> **SET EXERCISE**
All of the records below need to be copied exactly.

(Collected data entries)
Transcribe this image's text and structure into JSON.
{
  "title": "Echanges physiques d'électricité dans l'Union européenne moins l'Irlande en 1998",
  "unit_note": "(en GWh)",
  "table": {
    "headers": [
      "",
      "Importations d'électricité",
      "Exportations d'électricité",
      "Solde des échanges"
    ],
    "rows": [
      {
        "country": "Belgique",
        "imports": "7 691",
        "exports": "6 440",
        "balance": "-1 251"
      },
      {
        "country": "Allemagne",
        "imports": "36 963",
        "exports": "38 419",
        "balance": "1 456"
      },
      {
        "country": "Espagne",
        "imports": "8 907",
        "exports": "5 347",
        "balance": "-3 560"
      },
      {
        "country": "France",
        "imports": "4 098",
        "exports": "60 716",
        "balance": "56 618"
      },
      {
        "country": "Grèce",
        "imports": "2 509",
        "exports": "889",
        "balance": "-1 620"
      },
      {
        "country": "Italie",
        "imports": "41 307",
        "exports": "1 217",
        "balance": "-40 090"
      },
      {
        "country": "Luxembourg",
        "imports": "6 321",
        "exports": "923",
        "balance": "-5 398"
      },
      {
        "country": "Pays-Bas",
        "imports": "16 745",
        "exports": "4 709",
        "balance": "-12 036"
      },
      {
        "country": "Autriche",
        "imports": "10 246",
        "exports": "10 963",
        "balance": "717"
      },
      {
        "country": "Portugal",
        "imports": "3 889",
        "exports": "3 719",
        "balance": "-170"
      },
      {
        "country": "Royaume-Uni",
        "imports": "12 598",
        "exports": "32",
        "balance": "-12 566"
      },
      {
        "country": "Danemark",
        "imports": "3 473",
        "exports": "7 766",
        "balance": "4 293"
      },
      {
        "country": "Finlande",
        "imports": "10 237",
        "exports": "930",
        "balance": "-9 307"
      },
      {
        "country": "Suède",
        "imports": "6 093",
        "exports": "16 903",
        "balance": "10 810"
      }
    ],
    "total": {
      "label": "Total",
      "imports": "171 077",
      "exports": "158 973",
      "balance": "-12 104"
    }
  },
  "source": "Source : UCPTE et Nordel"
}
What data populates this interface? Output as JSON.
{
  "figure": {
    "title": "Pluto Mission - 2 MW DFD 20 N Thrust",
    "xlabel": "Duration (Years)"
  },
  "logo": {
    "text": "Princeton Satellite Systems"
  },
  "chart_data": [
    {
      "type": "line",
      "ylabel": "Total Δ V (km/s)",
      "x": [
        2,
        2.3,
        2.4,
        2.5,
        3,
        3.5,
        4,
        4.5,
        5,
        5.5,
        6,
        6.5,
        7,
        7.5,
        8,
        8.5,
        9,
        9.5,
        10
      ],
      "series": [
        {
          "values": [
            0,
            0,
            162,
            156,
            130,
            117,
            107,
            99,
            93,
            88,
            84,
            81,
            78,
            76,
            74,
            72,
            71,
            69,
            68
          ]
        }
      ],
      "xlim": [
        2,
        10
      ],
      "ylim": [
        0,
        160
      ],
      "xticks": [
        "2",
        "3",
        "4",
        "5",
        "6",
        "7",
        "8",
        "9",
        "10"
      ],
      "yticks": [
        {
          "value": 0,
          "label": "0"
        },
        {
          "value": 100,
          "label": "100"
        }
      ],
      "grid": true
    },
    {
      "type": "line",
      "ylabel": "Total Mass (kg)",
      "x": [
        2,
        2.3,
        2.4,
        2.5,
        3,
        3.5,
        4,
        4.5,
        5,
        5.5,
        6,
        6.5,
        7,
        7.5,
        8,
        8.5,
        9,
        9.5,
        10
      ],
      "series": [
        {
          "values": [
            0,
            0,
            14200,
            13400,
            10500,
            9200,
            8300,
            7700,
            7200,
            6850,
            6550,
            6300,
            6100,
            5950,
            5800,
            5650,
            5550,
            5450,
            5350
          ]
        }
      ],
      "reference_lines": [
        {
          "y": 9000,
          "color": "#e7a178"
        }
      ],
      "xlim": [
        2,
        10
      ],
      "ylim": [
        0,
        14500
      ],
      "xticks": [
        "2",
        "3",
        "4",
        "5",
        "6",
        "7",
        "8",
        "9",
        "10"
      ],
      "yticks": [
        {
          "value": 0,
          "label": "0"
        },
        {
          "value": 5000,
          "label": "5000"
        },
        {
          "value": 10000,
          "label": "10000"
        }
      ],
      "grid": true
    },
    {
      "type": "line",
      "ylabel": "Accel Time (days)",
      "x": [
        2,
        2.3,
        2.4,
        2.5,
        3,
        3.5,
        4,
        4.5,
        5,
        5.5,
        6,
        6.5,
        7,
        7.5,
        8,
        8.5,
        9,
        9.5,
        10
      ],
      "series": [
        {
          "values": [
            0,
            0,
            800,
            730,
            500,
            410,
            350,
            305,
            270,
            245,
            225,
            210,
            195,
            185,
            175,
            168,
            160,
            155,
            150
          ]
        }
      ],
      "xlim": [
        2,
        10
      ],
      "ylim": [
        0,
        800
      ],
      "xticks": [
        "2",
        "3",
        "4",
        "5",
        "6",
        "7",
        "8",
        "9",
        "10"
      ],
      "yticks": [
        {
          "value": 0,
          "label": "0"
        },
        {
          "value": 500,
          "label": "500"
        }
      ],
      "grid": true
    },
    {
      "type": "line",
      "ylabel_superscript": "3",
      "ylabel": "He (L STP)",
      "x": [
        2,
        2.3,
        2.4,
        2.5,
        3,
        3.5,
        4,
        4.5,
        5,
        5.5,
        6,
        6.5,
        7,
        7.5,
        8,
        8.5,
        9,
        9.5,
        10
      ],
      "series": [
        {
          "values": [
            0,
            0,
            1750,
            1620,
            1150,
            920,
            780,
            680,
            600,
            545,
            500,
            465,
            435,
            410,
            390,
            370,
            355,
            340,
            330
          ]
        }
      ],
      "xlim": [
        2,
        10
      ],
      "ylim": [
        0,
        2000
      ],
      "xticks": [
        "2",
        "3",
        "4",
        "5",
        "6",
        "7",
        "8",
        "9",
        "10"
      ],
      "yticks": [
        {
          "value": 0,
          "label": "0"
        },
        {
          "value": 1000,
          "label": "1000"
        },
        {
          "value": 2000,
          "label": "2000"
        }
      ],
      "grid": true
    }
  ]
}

> **FULL OUTPUT**
Transcribe this image's text and structure into JSON.
{
  "title": "Echanges physiques d'électricité dans l'Union européenne moins l'Irlande en 1998",
  "unit_note": "(en GWh)",
  "table": {
    "headers": [
      "",
      "Importations d'électricité",
      "Exportations d'électricité",
      "Solde des échanges"
    ],
    "rows": [
      {
        "country": "Belgique",
        "imports": "7 691",
        "exports": "6 440",
        "balance": "-1 251"
      },
      {
        "country": "Allemagne",
        "imports": "36 963",
        "exports": "38 419",
        "balance": "1 456"
      },
      {
        "country": "Espagne",
        "imports": "8 907",
        "exports": "5 347",
        "balance": "-3 560"
      },
      {
        "country": "France",
        "imports": "4 098",
        "exports": "60 716",
        "balance": "56 618"
      },
      {
        "country": "Grèce",
        "imports": "2 509",
        "exports": "889",
        "balance": "-1 620"
      },
      {
        "country": "Italie",
        "imports": "41 307",
        "exports": "1 217",
        "balance": "-40 090"
      },
      {
        "country": "Luxembourg",
        "imports": "6 321",
        "exports": "923",
        "balance": "-5 398"
      },
      {
        "country": "Pays-Bas",
        "imports": "16 745",
        "exports": "4 709",
        "balance": "-12 036"
      },
      {
        "country": "Autriche",
        "imports": "10 246",
        "exports": "10 963",
        "balance": "717"
      },
      {
        "country": "Portugal",
        "imports": "3 889",
        "exports": "3 719",
        "balance": "-170"
      },
      {
        "country": "Royaume-Uni",
        "imports": "12 598",
        "exports": "32",
        "balance": "-12 566"
      },
      {
        "country": "Danemark",
        "imports": "3 473",
        "exports": "7 766",
        "balance": "4 293"
      },
      {
        "country": "Finlande",
        "imports": "10 237",
        "exports": "930",
        "balance": "-9 307"
      },
      {
        "country": "Suède",
        "imports": "6 093",
        "exports": "16 903",
        "balance": "10 810"
      }
    ],
    "total": {
      "label": "Total",
      "imports": "171 077",
      "exports": "158 973",
      "balance": "-12 104"
    }
  },
  "source": "Source : UCPTE et Nordel"
}
What data populates this interface? Output as JSON.
{
  "figure": {
    "title": "Pluto Mission - 2 MW DFD 20 N Thrust",
    "xlabel": "Duration (Years)"
  },
  "logo": {
    "text": "Princeton Satellite Systems"
  },
  "chart_data": [
    {
      "type": "line",
      "ylabel": "Total Δ V (km/s)",
      "x": [
        2,
        2.3,
        2.4,
        2.5,
        3,
        3.5,
        4,
        4.5,
        5,
        5.5,
        6,
        6.5,
        7,
        7.5,
        8,
        8.5,
        9,
        9.5,
        10
      ],
      "series": [
        {
          "values": [
            0,
            0,
            162,
            156,
            130,
            117,
            107,
            99,
            93,
            88,
            84,
            81,
            78,
            76,
            74,
            72,
            71,
            69,
            68
          ]
        }
      ],
      "xlim": [
        2,
        10
      ],
      "ylim": [
        0,
        160
      ],
      "xticks": [
        "2",
        "3",
        "4",
        "5",
        "6",
        "7",
        "8",
        "9",
        "10"
      ],
      "yticks": [
        {
          "value": 0,
          "label": "0"
        },
        {
          "value": 100,
          "label": "100"
        }
      ],
      "grid": true
    },
    {
      "type": "line",
      "ylabel": "Total Mass (kg)",
      "x": [
        2,
        2.3,
        2.4,
        2.5,
        3,
        3.5,
        4,
        4.5,
        5,
        5.5,
        6,
        6.5,
        7,
        7.5,
        8,
        8.5,
        9,
        9.5,
        10
      ],
      "series": [
        {
          "values": [
            0,
            0,
            14200,
            13400,
            10500,
            9200,
            8300,
            7700,
            7200,
            6850,
            6550,
            6300,
            6100,
            5950,
            5800,
            5650,
            5550,
            5450,
            5350
          ]
        }
      ],
      "reference_lines": [
        {
          "y": 9000,
          "color": "#e7a178"
        }
      ],
      "xlim": [
        2,
        10
      ],
      "ylim": [
        0,
        14500
      ],
      "xticks": [
        "2",
        "3",
        "4",
        "5",
        "6",
        "7",
        "8",
        "9",
        "10"
      ],
      "yticks": [
        {
          "value": 0,
          "label": "0"
        },
        {
          "value": 5000,
          "label": "5000"
        },
        {
          "value": 10000,
          "label": "10000"
        }
      ],
      "grid": true
    },
    {
      "type": "line",
      "ylabel": "Accel Time (days)",
      "x": [
        2,
        2.3,
        2.4,
        2.5,
        3,
        3.5,
        4,
        4.5,
        5,
        5.5,
        6,
        6.5,
        7,
        7.5,
        8,
        8.5,
        9,
        9.5,
        10
      ],
      "series": [
        {
          "values": [
            0,
            0,
            800,
            730,
            500,
            410,
            350,
            305,
            270,
            245,
            225,
            210,
            195,
            185,
            175,
            168,
            160,
            155,
            150
          ]
        }
      ],
      "xlim": [
        2,
        10
      ],
      "ylim": [
        0,
        800
      ],
      "xticks": [
        "2",
        "3",
        "4",
        "5",
        "6",
        "7",
        "8",
        "9",
        "10"
      ],
      "yticks": [
        {
          "value": 0,
          "label": "0"
        },
        {
          "value": 500,
          "label": "500"
        }
      ],
      "grid": true
    },
    {
      "type": "line",
      "ylabel_superscript": "3",
      "ylabel": "He (L STP)",
      "x": [
        2,
        2.3,
        2.4,
        2.5,
        3,
        3.5,
        4,
        4.5,
        5,
        5.5,
        6,
        6.5,
        7,
        7.5,
        8,
        8.5,
        9,
        9.5,
        10
      ],
      "series": [
        {
          "values": [
            0,
            0,
            1750,
            1620,
            1150,
            920,
            780,
            680,
            600,
            545,
            500,
            465,
            435,
            410,
            390,
            370,
            355,
            340,
            330
          ]
        }
      ],
      "xlim": [
        2,
        10
      ],
      "ylim": [
        0,
        2000
      ],
      "xticks": [
        "2",
        "3",
        "4",
        "5",
        "6",
        "7",
        "8",
        "9",
        "10"
      ],
      "yticks": [
        {
          "value": 0,
          "label": "0"
        },
        {
          "value": 1000,
          "label": "1000"
        },
        {
          "value": 2000,
          "label": "2000"
        }
      ],
      "grid": true
    }
  ]
}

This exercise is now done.